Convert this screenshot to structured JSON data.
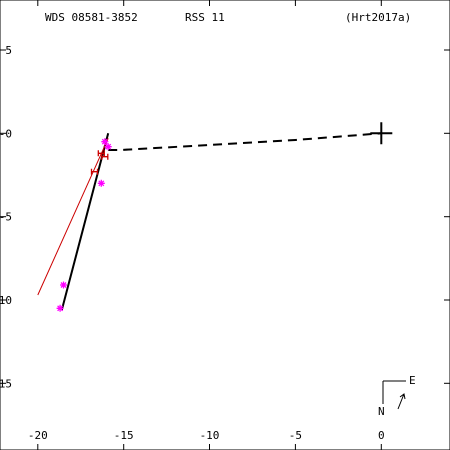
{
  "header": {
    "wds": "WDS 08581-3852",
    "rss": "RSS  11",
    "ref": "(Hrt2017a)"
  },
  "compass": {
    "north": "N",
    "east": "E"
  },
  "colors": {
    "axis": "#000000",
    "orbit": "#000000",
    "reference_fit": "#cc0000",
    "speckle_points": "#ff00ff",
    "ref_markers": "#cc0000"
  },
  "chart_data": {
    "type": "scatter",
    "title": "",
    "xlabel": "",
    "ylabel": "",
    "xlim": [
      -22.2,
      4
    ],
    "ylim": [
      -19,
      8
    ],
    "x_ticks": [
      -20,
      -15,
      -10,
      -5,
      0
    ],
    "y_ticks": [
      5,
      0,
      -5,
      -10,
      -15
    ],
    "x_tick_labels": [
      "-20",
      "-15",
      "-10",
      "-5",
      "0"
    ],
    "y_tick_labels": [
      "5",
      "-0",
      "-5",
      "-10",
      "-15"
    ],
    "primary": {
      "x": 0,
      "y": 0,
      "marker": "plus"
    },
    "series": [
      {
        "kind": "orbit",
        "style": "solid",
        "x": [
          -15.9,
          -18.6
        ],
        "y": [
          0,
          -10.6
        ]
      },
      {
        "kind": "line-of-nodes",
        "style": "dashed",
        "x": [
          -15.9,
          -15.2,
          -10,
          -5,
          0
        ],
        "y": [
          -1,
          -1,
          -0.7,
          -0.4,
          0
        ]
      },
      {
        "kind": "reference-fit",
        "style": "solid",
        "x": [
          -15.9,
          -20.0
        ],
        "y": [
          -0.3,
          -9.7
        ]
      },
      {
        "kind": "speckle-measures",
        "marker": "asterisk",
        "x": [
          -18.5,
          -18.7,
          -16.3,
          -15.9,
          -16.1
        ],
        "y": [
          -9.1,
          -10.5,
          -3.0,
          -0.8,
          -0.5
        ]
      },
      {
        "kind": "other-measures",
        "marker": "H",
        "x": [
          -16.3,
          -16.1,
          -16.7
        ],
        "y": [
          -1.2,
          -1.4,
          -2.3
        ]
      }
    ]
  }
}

...

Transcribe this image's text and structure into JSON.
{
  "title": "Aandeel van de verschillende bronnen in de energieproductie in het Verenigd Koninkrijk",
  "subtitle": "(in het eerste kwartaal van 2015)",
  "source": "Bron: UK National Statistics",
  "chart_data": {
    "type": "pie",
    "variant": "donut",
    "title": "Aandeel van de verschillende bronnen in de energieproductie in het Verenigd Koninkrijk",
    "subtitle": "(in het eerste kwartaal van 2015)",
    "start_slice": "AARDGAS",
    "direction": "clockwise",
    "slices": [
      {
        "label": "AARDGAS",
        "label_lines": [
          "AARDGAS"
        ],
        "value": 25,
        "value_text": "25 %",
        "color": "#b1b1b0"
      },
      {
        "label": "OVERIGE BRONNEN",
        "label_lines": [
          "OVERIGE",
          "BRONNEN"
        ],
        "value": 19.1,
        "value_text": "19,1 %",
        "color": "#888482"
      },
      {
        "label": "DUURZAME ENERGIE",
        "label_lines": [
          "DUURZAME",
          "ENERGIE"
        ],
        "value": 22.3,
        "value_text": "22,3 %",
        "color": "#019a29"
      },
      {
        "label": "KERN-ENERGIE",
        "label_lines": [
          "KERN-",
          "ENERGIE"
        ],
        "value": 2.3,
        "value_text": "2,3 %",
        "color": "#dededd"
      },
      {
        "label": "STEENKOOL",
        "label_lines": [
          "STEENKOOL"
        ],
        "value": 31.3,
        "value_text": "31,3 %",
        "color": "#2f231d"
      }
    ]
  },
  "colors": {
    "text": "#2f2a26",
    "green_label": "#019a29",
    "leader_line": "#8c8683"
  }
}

---

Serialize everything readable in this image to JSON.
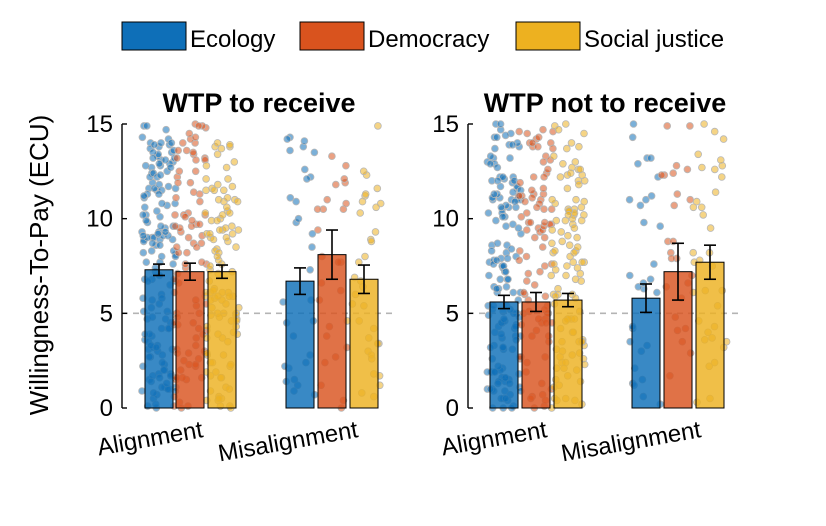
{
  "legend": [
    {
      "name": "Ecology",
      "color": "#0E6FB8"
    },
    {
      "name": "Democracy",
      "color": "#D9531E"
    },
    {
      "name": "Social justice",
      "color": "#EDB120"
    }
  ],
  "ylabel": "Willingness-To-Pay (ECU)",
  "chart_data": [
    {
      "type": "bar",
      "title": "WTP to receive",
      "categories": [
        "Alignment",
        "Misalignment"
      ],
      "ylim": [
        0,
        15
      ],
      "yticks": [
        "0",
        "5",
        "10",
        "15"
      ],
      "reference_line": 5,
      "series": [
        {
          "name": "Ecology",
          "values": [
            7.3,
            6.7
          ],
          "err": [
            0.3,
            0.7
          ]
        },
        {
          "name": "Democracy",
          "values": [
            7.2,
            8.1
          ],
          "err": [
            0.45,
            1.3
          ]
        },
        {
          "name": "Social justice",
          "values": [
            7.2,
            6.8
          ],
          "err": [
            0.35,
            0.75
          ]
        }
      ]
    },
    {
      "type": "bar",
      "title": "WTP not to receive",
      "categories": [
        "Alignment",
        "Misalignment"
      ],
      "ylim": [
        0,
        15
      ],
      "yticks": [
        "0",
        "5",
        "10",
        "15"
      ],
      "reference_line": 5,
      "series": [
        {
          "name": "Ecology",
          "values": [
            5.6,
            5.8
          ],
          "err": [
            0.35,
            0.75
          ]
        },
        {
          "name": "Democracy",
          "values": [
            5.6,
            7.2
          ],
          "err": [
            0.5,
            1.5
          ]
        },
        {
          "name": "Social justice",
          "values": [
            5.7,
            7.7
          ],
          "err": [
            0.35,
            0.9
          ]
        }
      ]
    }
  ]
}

■ **What you are asked to do**
Go through the records and show every line with the string "AARDGAS" in it.

■ **Response to this exercise**
    "start_slice": "AARDGAS",
        "label": "AARDGAS",
          "AARDGAS"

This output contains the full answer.